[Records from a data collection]
........
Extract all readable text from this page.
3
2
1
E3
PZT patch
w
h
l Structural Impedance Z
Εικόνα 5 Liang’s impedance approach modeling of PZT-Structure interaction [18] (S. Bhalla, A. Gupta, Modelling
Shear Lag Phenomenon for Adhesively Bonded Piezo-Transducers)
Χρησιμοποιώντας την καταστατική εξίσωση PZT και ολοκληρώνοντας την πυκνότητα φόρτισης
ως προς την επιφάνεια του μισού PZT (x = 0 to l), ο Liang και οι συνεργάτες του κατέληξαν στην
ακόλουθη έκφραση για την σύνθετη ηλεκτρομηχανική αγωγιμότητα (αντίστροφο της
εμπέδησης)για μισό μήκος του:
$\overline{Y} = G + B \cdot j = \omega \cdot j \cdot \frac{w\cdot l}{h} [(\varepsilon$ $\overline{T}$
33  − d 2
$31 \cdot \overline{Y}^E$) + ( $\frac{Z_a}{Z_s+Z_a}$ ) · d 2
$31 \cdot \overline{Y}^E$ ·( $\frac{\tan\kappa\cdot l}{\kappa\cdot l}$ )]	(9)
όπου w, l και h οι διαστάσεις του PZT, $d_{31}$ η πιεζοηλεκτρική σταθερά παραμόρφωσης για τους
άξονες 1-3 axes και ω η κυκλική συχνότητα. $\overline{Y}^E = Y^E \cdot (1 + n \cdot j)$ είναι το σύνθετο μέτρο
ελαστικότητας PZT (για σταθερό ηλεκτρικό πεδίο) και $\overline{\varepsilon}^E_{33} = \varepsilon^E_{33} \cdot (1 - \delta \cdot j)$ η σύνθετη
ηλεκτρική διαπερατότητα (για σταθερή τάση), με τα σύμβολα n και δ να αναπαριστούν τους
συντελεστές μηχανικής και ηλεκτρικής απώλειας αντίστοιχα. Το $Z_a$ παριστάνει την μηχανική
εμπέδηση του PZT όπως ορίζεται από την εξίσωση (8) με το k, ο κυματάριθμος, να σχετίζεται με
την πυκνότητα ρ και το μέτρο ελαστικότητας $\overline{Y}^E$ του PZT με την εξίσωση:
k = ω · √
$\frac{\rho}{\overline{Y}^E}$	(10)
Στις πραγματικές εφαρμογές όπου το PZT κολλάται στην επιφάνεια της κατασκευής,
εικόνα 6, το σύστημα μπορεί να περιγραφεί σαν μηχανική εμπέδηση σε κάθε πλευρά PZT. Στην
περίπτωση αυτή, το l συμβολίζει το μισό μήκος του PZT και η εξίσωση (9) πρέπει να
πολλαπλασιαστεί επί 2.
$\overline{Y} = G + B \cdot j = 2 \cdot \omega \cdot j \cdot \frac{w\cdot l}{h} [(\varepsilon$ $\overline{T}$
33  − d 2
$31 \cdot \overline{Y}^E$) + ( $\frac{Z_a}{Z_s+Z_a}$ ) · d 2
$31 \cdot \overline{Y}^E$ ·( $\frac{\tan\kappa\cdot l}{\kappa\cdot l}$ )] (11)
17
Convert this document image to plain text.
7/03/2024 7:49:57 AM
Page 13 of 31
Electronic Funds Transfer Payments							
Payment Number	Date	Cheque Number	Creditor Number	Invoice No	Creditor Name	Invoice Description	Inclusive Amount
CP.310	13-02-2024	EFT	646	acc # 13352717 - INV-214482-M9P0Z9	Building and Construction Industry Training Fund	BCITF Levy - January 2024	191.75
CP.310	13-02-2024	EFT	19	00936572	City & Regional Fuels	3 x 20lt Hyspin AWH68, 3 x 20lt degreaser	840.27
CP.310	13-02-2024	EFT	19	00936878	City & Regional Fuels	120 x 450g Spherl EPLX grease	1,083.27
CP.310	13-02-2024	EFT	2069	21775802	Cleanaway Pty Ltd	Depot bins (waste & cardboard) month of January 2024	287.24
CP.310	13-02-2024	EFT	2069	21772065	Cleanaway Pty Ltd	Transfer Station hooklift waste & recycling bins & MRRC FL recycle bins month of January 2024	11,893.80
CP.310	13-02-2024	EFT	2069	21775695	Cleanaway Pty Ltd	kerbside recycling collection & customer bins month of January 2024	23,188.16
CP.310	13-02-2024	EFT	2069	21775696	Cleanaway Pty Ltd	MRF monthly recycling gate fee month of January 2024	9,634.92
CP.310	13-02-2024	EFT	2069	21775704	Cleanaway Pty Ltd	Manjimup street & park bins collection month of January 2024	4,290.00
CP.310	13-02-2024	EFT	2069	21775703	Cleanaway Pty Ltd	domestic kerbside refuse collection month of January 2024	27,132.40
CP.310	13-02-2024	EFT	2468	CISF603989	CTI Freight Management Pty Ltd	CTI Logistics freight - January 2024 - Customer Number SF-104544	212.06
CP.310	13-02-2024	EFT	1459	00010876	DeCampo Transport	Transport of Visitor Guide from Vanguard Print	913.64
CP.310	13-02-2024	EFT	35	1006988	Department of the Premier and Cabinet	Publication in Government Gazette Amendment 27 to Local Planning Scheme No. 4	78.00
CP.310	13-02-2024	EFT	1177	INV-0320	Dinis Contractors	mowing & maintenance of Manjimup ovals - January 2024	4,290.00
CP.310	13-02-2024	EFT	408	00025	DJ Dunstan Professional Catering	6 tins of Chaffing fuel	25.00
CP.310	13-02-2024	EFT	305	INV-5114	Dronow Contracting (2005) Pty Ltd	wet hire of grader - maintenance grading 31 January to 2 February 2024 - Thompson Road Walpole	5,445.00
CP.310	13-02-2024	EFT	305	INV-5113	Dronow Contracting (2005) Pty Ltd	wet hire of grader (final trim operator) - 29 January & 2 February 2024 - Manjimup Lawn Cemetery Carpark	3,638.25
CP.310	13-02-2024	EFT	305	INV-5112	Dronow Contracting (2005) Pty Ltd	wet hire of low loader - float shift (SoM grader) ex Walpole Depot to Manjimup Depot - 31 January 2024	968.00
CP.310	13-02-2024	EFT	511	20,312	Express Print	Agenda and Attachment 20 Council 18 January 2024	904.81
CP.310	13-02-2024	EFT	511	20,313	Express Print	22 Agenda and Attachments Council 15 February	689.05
........
**YOUR INSTRUCTIONS**. Return from the data every line that holds "Council".

**SOLUTION**.
CP.310	13-02-2024	EFT	511	20,312	Express Print	Agenda and Attachment 20 Council 18 January 2024	904.81
CP.310	13-02-2024	EFT	511	20,313	Express Print	22 Agenda and Attachments Council 15 February	689.05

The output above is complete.